__PROBLEM TO SOLVE__
Extract the complete listing and repeat it word for word.

-- Start of RECORD EXCERPTS --

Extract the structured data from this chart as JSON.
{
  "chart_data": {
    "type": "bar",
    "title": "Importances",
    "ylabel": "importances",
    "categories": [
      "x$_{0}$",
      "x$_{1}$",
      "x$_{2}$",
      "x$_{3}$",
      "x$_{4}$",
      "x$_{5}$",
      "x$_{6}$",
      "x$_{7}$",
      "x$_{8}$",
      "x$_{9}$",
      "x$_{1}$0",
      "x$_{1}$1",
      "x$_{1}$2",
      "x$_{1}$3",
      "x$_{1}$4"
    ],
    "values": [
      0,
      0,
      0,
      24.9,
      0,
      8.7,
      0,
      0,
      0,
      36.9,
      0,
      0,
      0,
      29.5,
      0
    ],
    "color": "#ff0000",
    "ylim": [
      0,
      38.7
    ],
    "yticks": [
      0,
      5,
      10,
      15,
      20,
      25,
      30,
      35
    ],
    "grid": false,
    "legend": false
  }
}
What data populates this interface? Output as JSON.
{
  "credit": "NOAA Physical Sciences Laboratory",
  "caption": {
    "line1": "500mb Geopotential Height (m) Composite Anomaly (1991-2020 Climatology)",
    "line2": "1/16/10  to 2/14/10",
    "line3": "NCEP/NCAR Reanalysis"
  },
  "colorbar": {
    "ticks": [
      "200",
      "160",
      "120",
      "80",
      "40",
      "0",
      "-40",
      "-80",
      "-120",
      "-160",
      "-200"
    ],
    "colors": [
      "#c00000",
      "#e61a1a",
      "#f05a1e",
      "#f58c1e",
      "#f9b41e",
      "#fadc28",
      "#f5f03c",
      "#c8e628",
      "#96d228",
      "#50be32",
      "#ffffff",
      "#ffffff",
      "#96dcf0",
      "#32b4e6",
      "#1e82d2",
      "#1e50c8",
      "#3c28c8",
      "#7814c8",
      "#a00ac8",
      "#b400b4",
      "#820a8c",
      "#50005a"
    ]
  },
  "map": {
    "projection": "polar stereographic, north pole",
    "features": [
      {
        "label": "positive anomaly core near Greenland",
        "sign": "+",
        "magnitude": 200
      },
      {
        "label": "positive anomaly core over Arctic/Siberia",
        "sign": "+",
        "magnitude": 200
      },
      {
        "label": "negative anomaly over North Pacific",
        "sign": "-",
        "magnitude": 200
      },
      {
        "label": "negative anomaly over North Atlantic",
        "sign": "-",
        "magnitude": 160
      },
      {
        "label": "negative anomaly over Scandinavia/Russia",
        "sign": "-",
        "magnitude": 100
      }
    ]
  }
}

-- End of RECORD EXCERPTS --

__THE COMPLETED TASK__
Extract the structured data from this chart as JSON.
{
  "chart_data": {
    "type": "bar",
    "title": "Importances",
    "ylabel": "importances",
    "categories": [
      "x$_{0}$",
      "x$_{1}$",
      "x$_{2}$",
      "x$_{3}$",
      "x$_{4}$",
      "x$_{5}$",
      "x$_{6}$",
      "x$_{7}$",
      "x$_{8}$",
      "x$_{9}$",
      "x$_{1}$0",
      "x$_{1}$1",
      "x$_{1}$2",
      "x$_{1}$3",
      "x$_{1}$4"
    ],
    "values": [
      0,
      0,
      0,
      24.9,
      0,
      8.7,
      0,
      0,
      0,
      36.9,
      0,
      0,
      0,
      29.5,
      0
    ],
    "color": "#ff0000",
    "ylim": [
      0,
      38.7
    ],
    "yticks": [
      0,
      5,
      10,
      15,
      20,
      25,
      30,
      35
    ],
    "grid": false,
    "legend": false
  }
}
What data populates this interface? Output as JSON.
{
  "credit": "NOAA Physical Sciences Laboratory",
  "caption": {
    "line1": "500mb Geopotential Height (m) Composite Anomaly (1991-2020 Climatology)",
    "line2": "1/16/10  to 2/14/10",
    "line3": "NCEP/NCAR Reanalysis"
  },
  "colorbar": {
    "ticks": [
      "200",
      "160",
      "120",
      "80",
      "40",
      "0",
      "-40",
      "-80",
      "-120",
      "-160",
      "-200"
    ],
    "colors": [
      "#c00000",
      "#e61a1a",
      "#f05a1e",
      "#f58c1e",
      "#f9b41e",
      "#fadc28",
      "#f5f03c",
      "#c8e628",
      "#96d228",
      "#50be32",
      "#ffffff",
      "#ffffff",
      "#96dcf0",
      "#32b4e6",
      "#1e82d2",
      "#1e50c8",
      "#3c28c8",
      "#7814c8",
      "#a00ac8",
      "#b400b4",
      "#820a8c",
      "#50005a"
    ]
  },
  "map": {
    "projection": "polar stereographic, north pole",
    "features": [
      {
        "label": "positive anomaly core near Greenland",
        "sign": "+",
        "magnitude": 200
      },
      {
        "label": "positive anomaly core over Arctic/Siberia",
        "sign": "+",
        "magnitude": 200
      },
      {
        "label": "negative anomaly over North Pacific",
        "sign": "-",
        "magnitude": 200
      },
      {
        "label": "negative anomaly over North Atlantic",
        "sign": "-",
        "magnitude": 160
      },
      {
        "label": "negative anomaly over Scandinavia/Russia",
        "sign": "-",
        "magnitude": 100
      }
    ]
  }
}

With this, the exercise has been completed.